• Your goal:
Examine the material below. Gather every line in which the string "same" appears.

• Data records:
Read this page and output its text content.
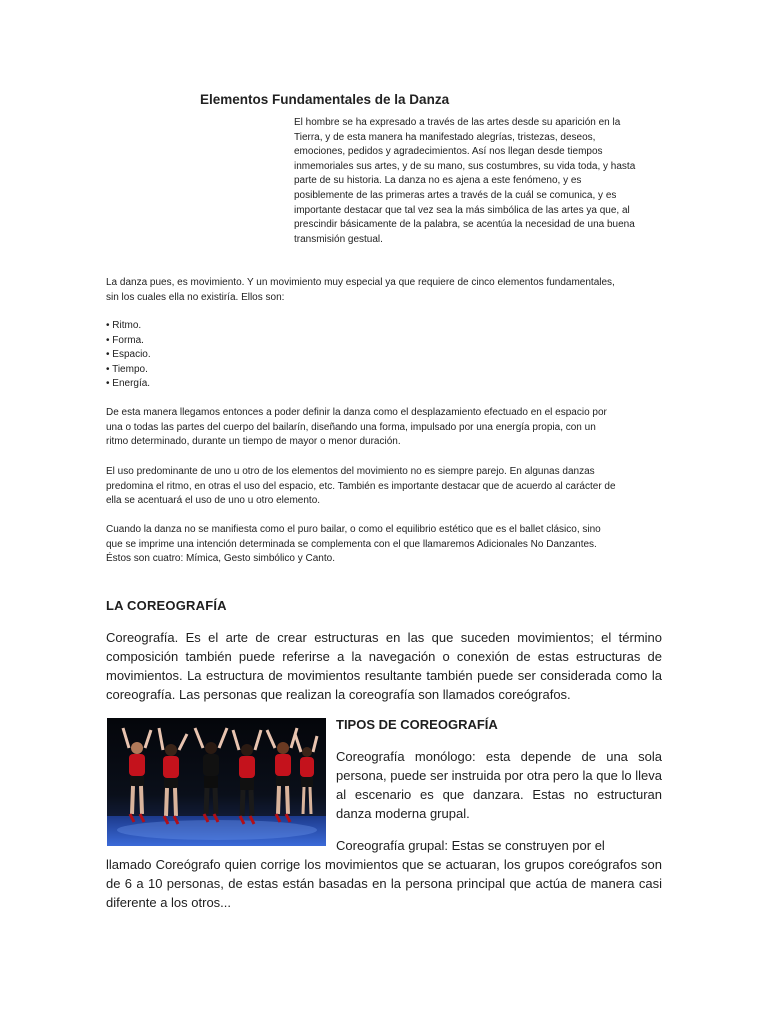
Elementos Fundamentales de la Danza

El hombre se ha expresado a través de las artes desde su aparición en la Tierra, y de esta manera ha manifestado alegrías, tristezas, deseos, emociones, pedidos y agradecimientos. Así nos llegan desde tiempos inmemoriales sus artes, y de su mano, sus costumbres, su vida toda, y hasta parte de su historia. La danza no es ajena a este fenómeno, y es posiblemente de las primeras artes a través de la cuál se comunica, y es importante destacar que tal vez sea la más simbólica de las artes ya que, al prescindir básicamente de la palabra, se acentúa la necesidad de una buena transmisión gestual.

La danza pues, es movimiento. Y un movimiento muy especial ya que requiere de cinco elementos fundamentales, sin los cuales ella no existiría. Ellos son:

• Ritmo.
• Forma.
• Espacio.
• Tiempo.
• Energía.

De esta manera llegamos entonces a poder definir la danza como el desplazamiento efectuado en el espacio por una o todas las partes del cuerpo del bailarín, diseñando una forma, impulsado por una energía propia, con un ritmo determinado, durante un tiempo de mayor o menor duración.

El uso predominante de uno u otro de los elementos del movimiento no es siempre parejo. En algunas danzas predomina el ritmo, en otras el uso del espacio, etc. También es importante destacar que de acuerdo al carácter de ella se acentuará el uso de uno u otro elemento.

Cuando la danza no se manifiesta como el puro bailar, o como el equilibrio estético que es el ballet clásico, sino que se imprime una intención determinada se complementa con el que llamaremos Adicionales No Danzantes. Éstos son cuatro: Mímica, Gesto simbólico y Canto.

LA COREOGRAFÍA

Coreografía. Es el arte de crear estructuras en las que suceden movimientos; el término composición también puede referirse a la navegación o conexión de estas estructuras de movimientos. La estructura de movimientos resultante también puede ser considerada como la coreografía. Las personas que realizan la coreografía son llamados coreógrafos.

TIPOS DE COREOGRAFÍA

Coreografía monólogo: esta depende de una sola persona, puede ser instruida por otra pero la que lo lleva al escenario es que danzara. Estas no estructuran danza moderna grupal.

Coreografía grupal: Estas se construyen por el

llamado Coreógrafo quien corrige los movimientos que se actuaran, los grupos coreógrafos son de 6 a 10 personas, de estas están basadas en la persona principal que actúa de manera casi diferente a los otros...
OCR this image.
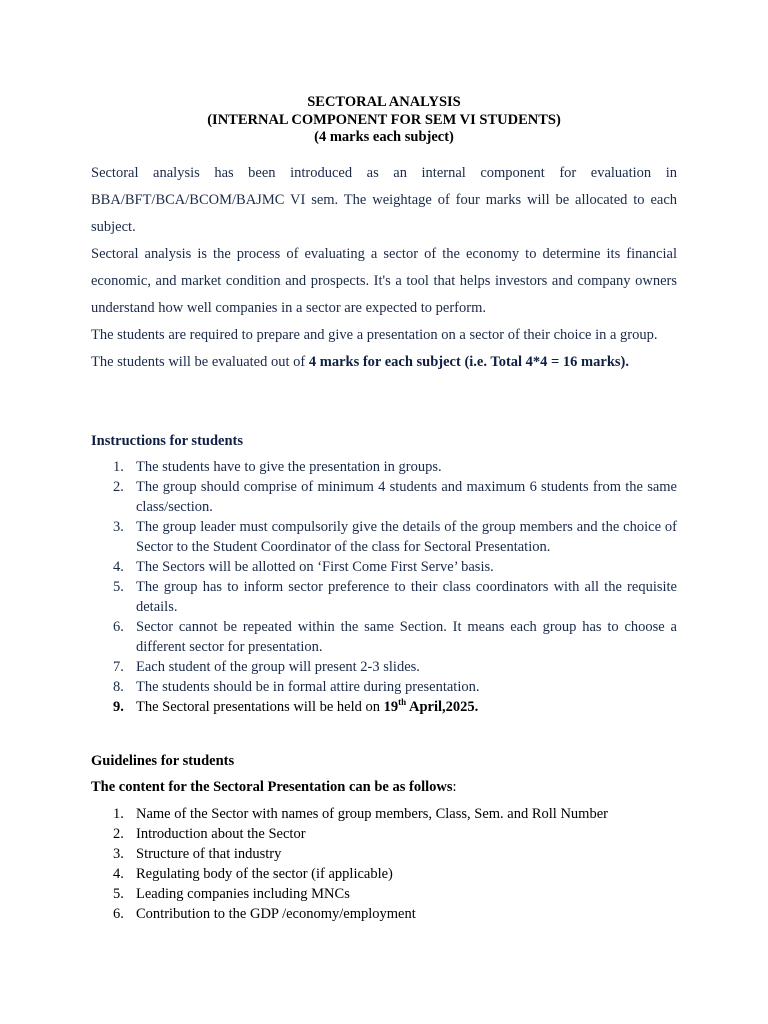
SECTORAL ANALYSIS
(INTERNAL COMPONENT FOR SEM VI STUDENTS)
(4 marks each subject)
Sectoral analysis has been introduced as an internal component for evaluation in BBA/BFT/BCA/BCOM/BAJMC VI sem. The weightage of four marks will be allocated to each subject.
Sectoral analysis is the process of evaluating a sector of the economy to determine its financial economic, and market condition and prospects. It's a tool that helps investors and company owners understand how well companies in a sector are expected to perform.
The students are required to prepare and give a presentation on a sector of their choice in a group.
The students will be evaluated out of 4 marks for each subject (i.e. Total 4*4 = 16 marks).
Instructions for students
1. The students have to give the presentation in groups.
2. The group should comprise of minimum 4 students and maximum 6 students from the same class/section.
3. The group leader must compulsorily give the details of the group members and the choice of Sector to the Student Coordinator of the class for Sectoral Presentation.
4. The Sectors will be allotted on ‘First Come First Serve’ basis.
5. The group has to inform sector preference to their class coordinators with all the requisite details.
6. Sector cannot be repeated within the same Section. It means each group has to choose a different sector for presentation.
7. Each student of the group will present 2-3 slides.
8. The students should be in formal attire during presentation.
9. The Sectoral presentations will be held on 19th April,2025.
Guidelines for students
The content for the Sectoral Presentation can be as follows:
1. Name of the Sector with names of group members, Class, Sem. and Roll Number
2. Introduction about the Sector
3. Structure of that industry
4. Regulating body of the sector (if applicable)
5. Leading companies including MNCs
6. Contribution to the GDP /economy/employment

• Task output:
2. The group should comprise of minimum 4 students and maximum 6 students from the same class/section.
6. Sector cannot be repeated within the same Section. It means each group has to choose a different sector for presentation.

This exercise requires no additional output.